§ **DATA SUPPLIED**

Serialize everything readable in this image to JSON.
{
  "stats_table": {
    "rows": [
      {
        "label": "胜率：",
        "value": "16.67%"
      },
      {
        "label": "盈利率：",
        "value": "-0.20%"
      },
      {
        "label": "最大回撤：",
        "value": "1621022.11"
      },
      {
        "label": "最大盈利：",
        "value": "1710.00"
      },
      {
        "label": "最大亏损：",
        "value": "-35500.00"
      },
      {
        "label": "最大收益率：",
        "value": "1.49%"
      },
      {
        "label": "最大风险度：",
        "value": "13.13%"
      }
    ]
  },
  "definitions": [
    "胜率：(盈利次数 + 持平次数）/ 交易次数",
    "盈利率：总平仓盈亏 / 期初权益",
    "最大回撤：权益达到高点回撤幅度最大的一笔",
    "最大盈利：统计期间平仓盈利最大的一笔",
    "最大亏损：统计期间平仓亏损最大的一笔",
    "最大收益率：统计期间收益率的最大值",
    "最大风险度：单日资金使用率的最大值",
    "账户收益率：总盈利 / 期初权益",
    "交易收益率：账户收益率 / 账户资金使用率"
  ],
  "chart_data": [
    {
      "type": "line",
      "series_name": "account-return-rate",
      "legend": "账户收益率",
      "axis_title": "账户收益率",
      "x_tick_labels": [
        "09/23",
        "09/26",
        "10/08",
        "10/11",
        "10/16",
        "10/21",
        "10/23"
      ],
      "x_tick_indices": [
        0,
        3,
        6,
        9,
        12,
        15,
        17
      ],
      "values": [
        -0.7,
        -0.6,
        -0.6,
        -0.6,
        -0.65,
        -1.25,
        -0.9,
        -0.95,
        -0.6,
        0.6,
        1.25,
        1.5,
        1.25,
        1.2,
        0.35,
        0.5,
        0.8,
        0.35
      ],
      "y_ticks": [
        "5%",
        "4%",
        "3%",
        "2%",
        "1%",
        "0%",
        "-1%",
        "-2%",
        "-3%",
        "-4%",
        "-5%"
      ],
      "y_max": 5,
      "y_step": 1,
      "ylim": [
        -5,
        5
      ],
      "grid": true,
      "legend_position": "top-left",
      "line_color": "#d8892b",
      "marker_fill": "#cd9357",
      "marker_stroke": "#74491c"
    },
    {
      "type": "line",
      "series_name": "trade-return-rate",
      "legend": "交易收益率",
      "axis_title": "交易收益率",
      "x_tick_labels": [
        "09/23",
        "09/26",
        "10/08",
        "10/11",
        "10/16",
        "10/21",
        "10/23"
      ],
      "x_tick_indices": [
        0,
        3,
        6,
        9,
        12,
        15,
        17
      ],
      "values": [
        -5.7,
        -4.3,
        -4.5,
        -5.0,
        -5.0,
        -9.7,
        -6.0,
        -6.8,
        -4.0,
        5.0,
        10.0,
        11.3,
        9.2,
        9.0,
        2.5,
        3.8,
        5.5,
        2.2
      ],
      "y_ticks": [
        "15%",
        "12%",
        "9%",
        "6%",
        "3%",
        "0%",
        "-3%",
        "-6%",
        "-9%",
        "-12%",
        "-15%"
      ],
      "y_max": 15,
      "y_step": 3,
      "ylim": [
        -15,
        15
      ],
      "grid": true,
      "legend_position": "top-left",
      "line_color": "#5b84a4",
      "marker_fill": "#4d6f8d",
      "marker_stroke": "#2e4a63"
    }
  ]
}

§ **SET TASK**
The entries above must be returned in full, exactly as shown.

§ **OUTPUT BELOW**
Serialize everything readable in this image to JSON.
{
  "stats_table": {
    "rows": [
      {
        "label": "胜率：",
        "value": "16.67%"
      },
      {
        "label": "盈利率：",
        "value": "-0.20%"
      },
      {
        "label": "最大回撤：",
        "value": "1621022.11"
      },
      {
        "label": "最大盈利：",
        "value": "1710.00"
      },
      {
        "label": "最大亏损：",
        "value": "-35500.00"
      },
      {
        "label": "最大收益率：",
        "value": "1.49%"
      },
      {
        "label": "最大风险度：",
        "value": "13.13%"
      }
    ]
  },
  "definitions": [
    "胜率：(盈利次数 + 持平次数）/ 交易次数",
    "盈利率：总平仓盈亏 / 期初权益",
    "最大回撤：权益达到高点回撤幅度最大的一笔",
    "最大盈利：统计期间平仓盈利最大的一笔",
    "最大亏损：统计期间平仓亏损最大的一笔",
    "最大收益率：统计期间收益率的最大值",
    "最大风险度：单日资金使用率的最大值",
    "账户收益率：总盈利 / 期初权益",
    "交易收益率：账户收益率 / 账户资金使用率"
  ],
  "chart_data": [
    {
      "type": "line",
      "series_name": "account-return-rate",
      "legend": "账户收益率",
      "axis_title": "账户收益率",
      "x_tick_labels": [
        "09/23",
        "09/26",
        "10/08",
        "10/11",
        "10/16",
        "10/21",
        "10/23"
      ],
      "x_tick_indices": [
        0,
        3,
        6,
        9,
        12,
        15,
        17
      ],
      "values": [
        -0.7,
        -0.6,
        -0.6,
        -0.6,
        -0.65,
        -1.25,
        -0.9,
        -0.95,
        -0.6,
        0.6,
        1.25,
        1.5,
        1.25,
        1.2,
        0.35,
        0.5,
        0.8,
        0.35
      ],
      "y_ticks": [
        "5%",
        "4%",
        "3%",
        "2%",
        "1%",
        "0%",
        "-1%",
        "-2%",
        "-3%",
        "-4%",
        "-5%"
      ],
      "y_max": 5,
      "y_step": 1,
      "ylim": [
        -5,
        5
      ],
      "grid": true,
      "legend_position": "top-left",
      "line_color": "#d8892b",
      "marker_fill": "#cd9357",
      "marker_stroke": "#74491c"
    },
    {
      "type": "line",
      "series_name": "trade-return-rate",
      "legend": "交易收益率",
      "axis_title": "交易收益率",
      "x_tick_labels": [
        "09/23",
        "09/26",
        "10/08",
        "10/11",
        "10/16",
        "10/21",
        "10/23"
      ],
      "x_tick_indices": [
        0,
        3,
        6,
        9,
        12,
        15,
        17
      ],
      "values": [
        -5.7,
        -4.3,
        -4.5,
        -5.0,
        -5.0,
        -9.7,
        -6.0,
        -6.8,
        -4.0,
        5.0,
        10.0,
        11.3,
        9.2,
        9.0,
        2.5,
        3.8,
        5.5,
        2.2
      ],
      "y_ticks": [
        "15%",
        "12%",
        "9%",
        "6%",
        "3%",
        "0%",
        "-3%",
        "-6%",
        "-9%",
        "-12%",
        "-15%"
      ],
      "y_max": 15,
      "y_step": 3,
      "ylim": [
        -15,
        15
      ],
      "grid": true,
      "legend_position": "top-left",
      "line_color": "#5b84a4",
      "marker_fill": "#4d6f8d",
      "marker_stroke": "#2e4a63"
    }
  ]
}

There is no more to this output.